**RECORDS:**
* begin *

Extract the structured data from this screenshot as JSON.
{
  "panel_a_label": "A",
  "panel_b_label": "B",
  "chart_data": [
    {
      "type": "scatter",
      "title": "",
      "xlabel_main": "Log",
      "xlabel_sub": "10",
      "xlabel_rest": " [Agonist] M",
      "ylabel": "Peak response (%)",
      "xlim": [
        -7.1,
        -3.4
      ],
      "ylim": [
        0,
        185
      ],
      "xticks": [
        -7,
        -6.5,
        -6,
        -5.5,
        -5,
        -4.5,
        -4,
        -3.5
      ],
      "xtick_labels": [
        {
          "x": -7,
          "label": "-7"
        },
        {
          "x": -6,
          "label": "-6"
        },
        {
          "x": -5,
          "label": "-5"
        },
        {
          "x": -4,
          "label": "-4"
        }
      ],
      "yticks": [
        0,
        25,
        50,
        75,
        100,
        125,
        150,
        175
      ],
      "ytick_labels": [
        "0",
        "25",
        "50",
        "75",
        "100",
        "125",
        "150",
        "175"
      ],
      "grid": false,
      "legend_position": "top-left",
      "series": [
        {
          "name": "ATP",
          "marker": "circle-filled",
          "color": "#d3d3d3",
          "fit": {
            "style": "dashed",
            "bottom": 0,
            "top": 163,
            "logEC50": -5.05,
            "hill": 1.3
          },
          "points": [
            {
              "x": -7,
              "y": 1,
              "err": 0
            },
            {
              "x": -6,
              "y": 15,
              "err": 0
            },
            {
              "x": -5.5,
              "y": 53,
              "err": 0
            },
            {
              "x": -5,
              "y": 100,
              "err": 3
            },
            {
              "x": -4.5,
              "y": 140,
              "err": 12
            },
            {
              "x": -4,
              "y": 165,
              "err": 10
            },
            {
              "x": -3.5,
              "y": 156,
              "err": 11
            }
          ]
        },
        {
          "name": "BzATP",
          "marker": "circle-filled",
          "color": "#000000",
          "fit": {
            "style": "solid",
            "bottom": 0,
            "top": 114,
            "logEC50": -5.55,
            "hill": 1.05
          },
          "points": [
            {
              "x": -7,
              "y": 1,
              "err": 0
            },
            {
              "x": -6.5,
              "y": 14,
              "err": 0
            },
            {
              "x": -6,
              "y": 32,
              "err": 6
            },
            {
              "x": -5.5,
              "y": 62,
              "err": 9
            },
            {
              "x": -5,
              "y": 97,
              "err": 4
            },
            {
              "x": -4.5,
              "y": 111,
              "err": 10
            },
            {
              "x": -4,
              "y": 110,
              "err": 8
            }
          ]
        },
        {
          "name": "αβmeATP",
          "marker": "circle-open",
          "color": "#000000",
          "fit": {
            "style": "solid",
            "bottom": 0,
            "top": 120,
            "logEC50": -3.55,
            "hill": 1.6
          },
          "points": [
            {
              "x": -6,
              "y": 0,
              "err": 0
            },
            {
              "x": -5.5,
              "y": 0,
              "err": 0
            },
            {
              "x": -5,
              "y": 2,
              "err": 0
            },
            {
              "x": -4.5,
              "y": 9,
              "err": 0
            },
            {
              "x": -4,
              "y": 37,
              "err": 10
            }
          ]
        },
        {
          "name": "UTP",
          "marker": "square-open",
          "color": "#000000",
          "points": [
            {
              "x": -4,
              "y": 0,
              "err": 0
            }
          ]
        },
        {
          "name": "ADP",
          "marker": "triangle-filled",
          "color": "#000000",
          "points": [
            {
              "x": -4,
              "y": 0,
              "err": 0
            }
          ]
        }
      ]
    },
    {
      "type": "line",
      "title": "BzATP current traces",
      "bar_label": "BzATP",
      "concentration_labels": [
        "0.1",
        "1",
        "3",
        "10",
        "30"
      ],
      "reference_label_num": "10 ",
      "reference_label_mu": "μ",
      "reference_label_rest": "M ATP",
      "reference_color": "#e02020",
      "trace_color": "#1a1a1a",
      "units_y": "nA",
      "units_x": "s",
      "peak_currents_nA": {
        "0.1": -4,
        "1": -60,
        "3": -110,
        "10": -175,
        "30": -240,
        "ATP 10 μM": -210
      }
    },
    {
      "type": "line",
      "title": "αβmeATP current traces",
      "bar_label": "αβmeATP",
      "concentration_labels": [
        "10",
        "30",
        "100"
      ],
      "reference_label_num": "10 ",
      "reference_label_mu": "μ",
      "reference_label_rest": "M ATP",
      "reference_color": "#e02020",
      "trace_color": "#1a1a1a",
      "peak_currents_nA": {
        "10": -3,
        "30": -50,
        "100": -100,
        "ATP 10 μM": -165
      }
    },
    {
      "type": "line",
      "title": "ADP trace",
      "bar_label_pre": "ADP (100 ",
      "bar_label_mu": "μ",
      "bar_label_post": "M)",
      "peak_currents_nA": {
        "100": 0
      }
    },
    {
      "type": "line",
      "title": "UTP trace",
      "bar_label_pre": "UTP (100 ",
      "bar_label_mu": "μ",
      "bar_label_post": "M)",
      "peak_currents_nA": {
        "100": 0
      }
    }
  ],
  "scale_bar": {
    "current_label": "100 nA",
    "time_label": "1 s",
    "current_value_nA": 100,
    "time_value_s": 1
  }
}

* end *

**WRITTEN REQUEST:** Retype all of the material above with every character intact.

**OUTPUT:**
Extract the structured data from this screenshot as JSON.
{
  "panel_a_label": "A",
  "panel_b_label": "B",
  "chart_data": [
    {
      "type": "scatter",
      "title": "",
      "xlabel_main": "Log",
      "xlabel_sub": "10",
      "xlabel_rest": " [Agonist] M",
      "ylabel": "Peak response (%)",
      "xlim": [
        -7.1,
        -3.4
      ],
      "ylim": [
        0,
        185
      ],
      "xticks": [
        -7,
        -6.5,
        -6,
        -5.5,
        -5,
        -4.5,
        -4,
        -3.5
      ],
      "xtick_labels": [
        {
          "x": -7,
          "label": "-7"
        },
        {
          "x": -6,
          "label": "-6"
        },
        {
          "x": -5,
          "label": "-5"
        },
        {
          "x": -4,
          "label": "-4"
        }
      ],
      "yticks": [
        0,
        25,
        50,
        75,
        100,
        125,
        150,
        175
      ],
      "ytick_labels": [
        "0",
        "25",
        "50",
        "75",
        "100",
        "125",
        "150",
        "175"
      ],
      "grid": false,
      "legend_position": "top-left",
      "series": [
        {
          "name": "ATP",
          "marker": "circle-filled",
          "color": "#d3d3d3",
          "fit": {
            "style": "dashed",
            "bottom": 0,
            "top": 163,
            "logEC50": -5.05,
            "hill": 1.3
          },
          "points": [
            {
              "x": -7,
              "y": 1,
              "err": 0
            },
            {
              "x": -6,
              "y": 15,
              "err": 0
            },
            {
              "x": -5.5,
              "y": 53,
              "err": 0
            },
            {
              "x": -5,
              "y": 100,
              "err": 3
            },
            {
              "x": -4.5,
              "y": 140,
              "err": 12
            },
            {
              "x": -4,
              "y": 165,
              "err": 10
            },
            {
              "x": -3.5,
              "y": 156,
              "err": 11
            }
          ]
        },
        {
          "name": "BzATP",
          "marker": "circle-filled",
          "color": "#000000",
          "fit": {
            "style": "solid",
            "bottom": 0,
            "top": 114,
            "logEC50": -5.55,
            "hill": 1.05
          },
          "points": [
            {
              "x": -7,
              "y": 1,
              "err": 0
            },
            {
              "x": -6.5,
              "y": 14,
              "err": 0
            },
            {
              "x": -6,
              "y": 32,
              "err": 6
            },
            {
              "x": -5.5,
              "y": 62,
              "err": 9
            },
            {
              "x": -5,
              "y": 97,
              "err": 4
            },
            {
              "x": -4.5,
              "y": 111,
              "err": 10
            },
            {
              "x": -4,
              "y": 110,
              "err": 8
            }
          ]
        },
        {
          "name": "αβmeATP",
          "marker": "circle-open",
          "color": "#000000",
          "fit": {
            "style": "solid",
            "bottom": 0,
            "top": 120,
            "logEC50": -3.55,
            "hill": 1.6
          },
          "points": [
            {
              "x": -6,
              "y": 0,
              "err": 0
            },
            {
              "x": -5.5,
              "y": 0,
              "err": 0
            },
            {
              "x": -5,
              "y": 2,
              "err": 0
            },
            {
              "x": -4.5,
              "y": 9,
              "err": 0
            },
            {
              "x": -4,
              "y": 37,
              "err": 10
            }
          ]
        },
        {
          "name": "UTP",
          "marker": "square-open",
          "color": "#000000",
          "points": [
            {
              "x": -4,
              "y": 0,
              "err": 0
            }
          ]
        },
        {
          "name": "ADP",
          "marker": "triangle-filled",
          "color": "#000000",
          "points": [
            {
              "x": -4,
              "y": 0,
              "err": 0
            }
          ]
        }
      ]
    },
    {
      "type": "line",
      "title": "BzATP current traces",
      "bar_label": "BzATP",
      "concentration_labels": [
        "0.1",
        "1",
        "3",
        "10",
        "30"
      ],
      "reference_label_num": "10 ",
      "reference_label_mu": "μ",
      "reference_label_rest": "M ATP",
      "reference_color": "#e02020",
      "trace_color": "#1a1a1a",
      "units_y": "nA",
      "units_x": "s",
      "peak_currents_nA": {
        "0.1": -4,
        "1": -60,
        "3": -110,
        "10": -175,
        "30": -240,
        "ATP 10 μM": -210
      }
    },
    {
      "type": "line",
      "title": "αβmeATP current traces",
      "bar_label": "αβmeATP",
      "concentration_labels": [
        "10",
        "30",
        "100"
      ],
      "reference_label_num": "10 ",
      "reference_label_mu": "μ",
      "reference_label_rest": "M ATP",
      "reference_color": "#e02020",
      "trace_color": "#1a1a1a",
      "peak_currents_nA": {
        "10": -3,
        "30": -50,
        "100": -100,
        "ATP 10 μM": -165
      }
    },
    {
      "type": "line",
      "title": "ADP trace",
      "bar_label_pre": "ADP (100 ",
      "bar_label_mu": "μ",
      "bar_label_post": "M)",
      "peak_currents_nA": {
        "100": 0
      }
    },
    {
      "type": "line",
      "title": "UTP trace",
      "bar_label_pre": "UTP (100 ",
      "bar_label_mu": "μ",
      "bar_label_post": "M)",
      "peak_currents_nA": {
        "100": 0
      }
    }
  ],
  "scale_bar": {
    "current_label": "100 nA",
    "time_label": "1 s",
    "current_value_nA": 100,
    "time_value_s": 1
  }
}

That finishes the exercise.